§ **Exercise brief**
Output every entry exactly as written, but omit the pictures.

§ **Exercise inputs**
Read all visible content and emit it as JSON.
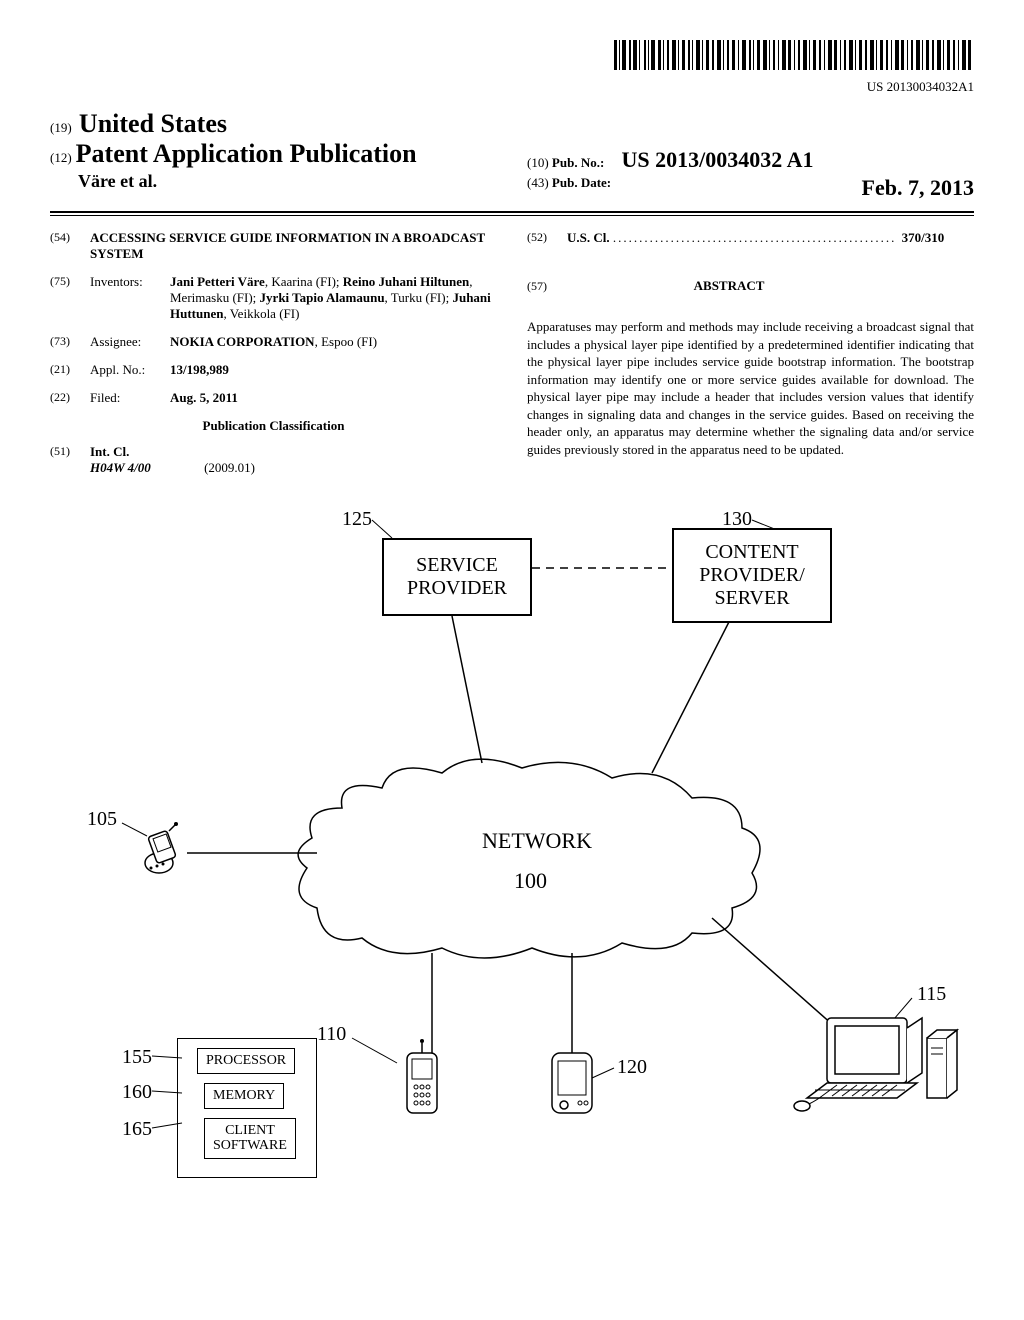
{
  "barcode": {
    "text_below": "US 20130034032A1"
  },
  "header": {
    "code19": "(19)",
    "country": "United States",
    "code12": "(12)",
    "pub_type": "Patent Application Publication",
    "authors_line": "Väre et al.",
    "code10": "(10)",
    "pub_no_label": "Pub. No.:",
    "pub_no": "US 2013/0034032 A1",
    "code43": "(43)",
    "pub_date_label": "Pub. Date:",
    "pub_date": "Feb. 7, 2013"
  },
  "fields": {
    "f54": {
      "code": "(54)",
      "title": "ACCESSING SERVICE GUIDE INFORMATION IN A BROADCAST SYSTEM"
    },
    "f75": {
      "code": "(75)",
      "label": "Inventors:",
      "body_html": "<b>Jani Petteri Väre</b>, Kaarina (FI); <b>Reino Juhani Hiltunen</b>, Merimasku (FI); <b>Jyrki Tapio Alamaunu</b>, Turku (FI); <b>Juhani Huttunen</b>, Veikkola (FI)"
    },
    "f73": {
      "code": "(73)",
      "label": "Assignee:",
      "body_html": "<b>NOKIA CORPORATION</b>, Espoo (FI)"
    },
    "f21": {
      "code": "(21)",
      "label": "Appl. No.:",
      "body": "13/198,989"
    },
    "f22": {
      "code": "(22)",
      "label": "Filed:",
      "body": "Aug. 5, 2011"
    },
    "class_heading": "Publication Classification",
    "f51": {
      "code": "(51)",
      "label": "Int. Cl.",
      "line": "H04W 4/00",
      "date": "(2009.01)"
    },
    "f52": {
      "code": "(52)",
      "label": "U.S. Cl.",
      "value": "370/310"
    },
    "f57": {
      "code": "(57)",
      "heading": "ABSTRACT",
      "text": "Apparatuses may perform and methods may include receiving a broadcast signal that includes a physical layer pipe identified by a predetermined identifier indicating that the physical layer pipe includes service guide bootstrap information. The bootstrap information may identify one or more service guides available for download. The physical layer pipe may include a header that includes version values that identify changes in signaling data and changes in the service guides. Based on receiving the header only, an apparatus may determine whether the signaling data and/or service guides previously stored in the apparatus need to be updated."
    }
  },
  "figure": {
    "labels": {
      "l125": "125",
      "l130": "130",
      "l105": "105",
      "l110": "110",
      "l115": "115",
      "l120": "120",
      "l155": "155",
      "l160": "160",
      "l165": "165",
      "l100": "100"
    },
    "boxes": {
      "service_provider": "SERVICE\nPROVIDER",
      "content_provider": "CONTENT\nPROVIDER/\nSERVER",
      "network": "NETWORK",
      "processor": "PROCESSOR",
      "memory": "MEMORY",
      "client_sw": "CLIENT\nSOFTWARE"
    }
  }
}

§ **Reply**
Read all visible content and emit it as JSON.
{
  "barcode": {
    "text_below": "US 20130034032A1"
  },
  "header": {
    "code19": "(19)",
    "country": "United States",
    "code12": "(12)",
    "pub_type": "Patent Application Publication",
    "authors_line": "Väre et al.",
    "code10": "(10)",
    "pub_no_label": "Pub. No.:",
    "pub_no": "US 2013/0034032 A1",
    "code43": "(43)",
    "pub_date_label": "Pub. Date:",
    "pub_date": "Feb. 7, 2013"
  },
  "fields": {
    "f54": {
      "code": "(54)",
      "title": "ACCESSING SERVICE GUIDE INFORMATION IN A BROADCAST SYSTEM"
    },
    "f75": {
      "code": "(75)",
      "label": "Inventors:",
      "body_html": "<b>Jani Petteri Väre</b>, Kaarina (FI); <b>Reino Juhani Hiltunen</b>, Merimasku (FI); <b>Jyrki Tapio Alamaunu</b>, Turku (FI); <b>Juhani Huttunen</b>, Veikkola (FI)"
    },
    "f73": {
      "code": "(73)",
      "label": "Assignee:",
      "body_html": "<b>NOKIA CORPORATION</b>, Espoo (FI)"
    },
    "f21": {
      "code": "(21)",
      "label": "Appl. No.:",
      "body": "13/198,989"
    },
    "f22": {
      "code": "(22)",
      "label": "Filed:",
      "body": "Aug. 5, 2011"
    },
    "class_heading": "Publication Classification",
    "f51": {
      "code": "(51)",
      "label": "Int. Cl.",
      "line": "H04W 4/00",
      "date": "(2009.01)"
    },
    "f52": {
      "code": "(52)",
      "label": "U.S. Cl.",
      "value": "370/310"
    },
    "f57": {
      "code": "(57)",
      "heading": "ABSTRACT",
      "text": "Apparatuses may perform and methods may include receiving a broadcast signal that includes a physical layer pipe identified by a predetermined identifier indicating that the physical layer pipe includes service guide bootstrap information. The bootstrap information may identify one or more service guides available for download. The physical layer pipe may include a header that includes version values that identify changes in signaling data and changes in the service guides. Based on receiving the header only, an apparatus may determine whether the signaling data and/or service guides previously stored in the apparatus need to be updated."
    }
  },
  "figure": {
    "labels": {
      "l125": "125",
      "l130": "130",
      "l105": "105",
      "l110": "110",
      "l115": "115",
      "l120": "120",
      "l155": "155",
      "l160": "160",
      "l165": "165",
      "l100": "100"
    },
    "boxes": {
      "service_provider": "SERVICE\nPROVIDER",
      "content_provider": "CONTENT\nPROVIDER/\nSERVER",
      "network": "NETWORK",
      "processor": "PROCESSOR",
      "memory": "MEMORY",
      "client_sw": "CLIENT\nSOFTWARE"
    }
  }
}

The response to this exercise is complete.